◆ Task instructions
Please return each line of the listing below exactly as written.

◆ Provided data
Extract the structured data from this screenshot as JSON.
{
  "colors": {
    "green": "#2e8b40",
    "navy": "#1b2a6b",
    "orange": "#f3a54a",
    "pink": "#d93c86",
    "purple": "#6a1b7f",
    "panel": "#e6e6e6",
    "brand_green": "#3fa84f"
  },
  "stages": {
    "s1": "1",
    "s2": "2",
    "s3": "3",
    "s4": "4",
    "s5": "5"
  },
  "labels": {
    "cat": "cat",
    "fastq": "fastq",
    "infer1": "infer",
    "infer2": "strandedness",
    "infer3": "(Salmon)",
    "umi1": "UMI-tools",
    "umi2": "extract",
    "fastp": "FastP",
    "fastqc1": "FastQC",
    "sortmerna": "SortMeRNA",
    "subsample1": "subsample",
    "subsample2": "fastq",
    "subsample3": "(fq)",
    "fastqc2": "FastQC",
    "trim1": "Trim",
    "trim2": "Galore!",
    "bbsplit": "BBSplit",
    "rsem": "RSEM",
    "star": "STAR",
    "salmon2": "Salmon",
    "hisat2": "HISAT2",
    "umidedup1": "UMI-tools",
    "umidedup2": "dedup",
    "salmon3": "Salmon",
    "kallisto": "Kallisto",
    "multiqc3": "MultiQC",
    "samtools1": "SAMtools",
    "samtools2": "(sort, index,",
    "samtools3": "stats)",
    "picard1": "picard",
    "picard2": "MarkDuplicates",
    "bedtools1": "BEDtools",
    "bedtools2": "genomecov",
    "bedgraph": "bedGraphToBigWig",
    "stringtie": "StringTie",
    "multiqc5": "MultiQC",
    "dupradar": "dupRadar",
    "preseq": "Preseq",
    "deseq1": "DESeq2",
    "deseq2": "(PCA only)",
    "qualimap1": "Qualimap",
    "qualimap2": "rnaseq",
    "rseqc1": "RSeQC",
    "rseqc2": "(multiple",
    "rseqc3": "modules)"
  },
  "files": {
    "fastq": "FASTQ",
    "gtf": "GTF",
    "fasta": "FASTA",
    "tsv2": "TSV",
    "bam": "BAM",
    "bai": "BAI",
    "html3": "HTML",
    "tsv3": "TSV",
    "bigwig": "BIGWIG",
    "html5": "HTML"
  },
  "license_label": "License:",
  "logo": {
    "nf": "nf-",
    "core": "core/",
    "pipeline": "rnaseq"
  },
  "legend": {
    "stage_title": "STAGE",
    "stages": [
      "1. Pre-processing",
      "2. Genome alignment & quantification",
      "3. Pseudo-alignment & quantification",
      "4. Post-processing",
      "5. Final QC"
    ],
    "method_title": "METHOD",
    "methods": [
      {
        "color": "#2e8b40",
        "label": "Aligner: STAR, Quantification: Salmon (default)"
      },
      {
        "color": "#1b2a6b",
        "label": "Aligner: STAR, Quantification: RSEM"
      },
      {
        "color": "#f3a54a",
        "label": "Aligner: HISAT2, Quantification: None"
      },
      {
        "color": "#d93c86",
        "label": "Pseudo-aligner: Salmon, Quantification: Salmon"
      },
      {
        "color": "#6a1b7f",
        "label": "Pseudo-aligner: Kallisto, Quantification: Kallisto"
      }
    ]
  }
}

◆ Completed task
Extract the structured data from this screenshot as JSON.
{
  "colors": {
    "green": "#2e8b40",
    "navy": "#1b2a6b",
    "orange": "#f3a54a",
    "pink": "#d93c86",
    "purple": "#6a1b7f",
    "panel": "#e6e6e6",
    "brand_green": "#3fa84f"
  },
  "stages": {
    "s1": "1",
    "s2": "2",
    "s3": "3",
    "s4": "4",
    "s5": "5"
  },
  "labels": {
    "cat": "cat",
    "fastq": "fastq",
    "infer1": "infer",
    "infer2": "strandedness",
    "infer3": "(Salmon)",
    "umi1": "UMI-tools",
    "umi2": "extract",
    "fastp": "FastP",
    "fastqc1": "FastQC",
    "sortmerna": "SortMeRNA",
    "subsample1": "subsample",
    "subsample2": "fastq",
    "subsample3": "(fq)",
    "fastqc2": "FastQC",
    "trim1": "Trim",
    "trim2": "Galore!",
    "bbsplit": "BBSplit",
    "rsem": "RSEM",
    "star": "STAR",
    "salmon2": "Salmon",
    "hisat2": "HISAT2",
    "umidedup1": "UMI-tools",
    "umidedup2": "dedup",
    "salmon3": "Salmon",
    "kallisto": "Kallisto",
    "multiqc3": "MultiQC",
    "samtools1": "SAMtools",
    "samtools2": "(sort, index,",
    "samtools3": "stats)",
    "picard1": "picard",
    "picard2": "MarkDuplicates",
    "bedtools1": "BEDtools",
    "bedtools2": "genomecov",
    "bedgraph": "bedGraphToBigWig",
    "stringtie": "StringTie",
    "multiqc5": "MultiQC",
    "dupradar": "dupRadar",
    "preseq": "Preseq",
    "deseq1": "DESeq2",
    "deseq2": "(PCA only)",
    "qualimap1": "Qualimap",
    "qualimap2": "rnaseq",
    "rseqc1": "RSeQC",
    "rseqc2": "(multiple",
    "rseqc3": "modules)"
  },
  "files": {
    "fastq": "FASTQ",
    "gtf": "GTF",
    "fasta": "FASTA",
    "tsv2": "TSV",
    "bam": "BAM",
    "bai": "BAI",
    "html3": "HTML",
    "tsv3": "TSV",
    "bigwig": "BIGWIG",
    "html5": "HTML"
  },
  "license_label": "License:",
  "logo": {
    "nf": "nf-",
    "core": "core/",
    "pipeline": "rnaseq"
  },
  "legend": {
    "stage_title": "STAGE",
    "stages": [
      "1. Pre-processing",
      "2. Genome alignment & quantification",
      "3. Pseudo-alignment & quantification",
      "4. Post-processing",
      "5. Final QC"
    ],
    "method_title": "METHOD",
    "methods": [
      {
        "color": "#2e8b40",
        "label": "Aligner: STAR, Quantification: Salmon (default)"
      },
      {
        "color": "#1b2a6b",
        "label": "Aligner: STAR, Quantification: RSEM"
      },
      {
        "color": "#f3a54a",
        "label": "Aligner: HISAT2, Quantification: None"
      },
      {
        "color": "#d93c86",
        "label": "Pseudo-aligner: Salmon, Quantification: Salmon"
      },
      {
        "color": "#6a1b7f",
        "label": "Pseudo-aligner: Kallisto, Quantification: Kallisto"
      }
    ]
  }
}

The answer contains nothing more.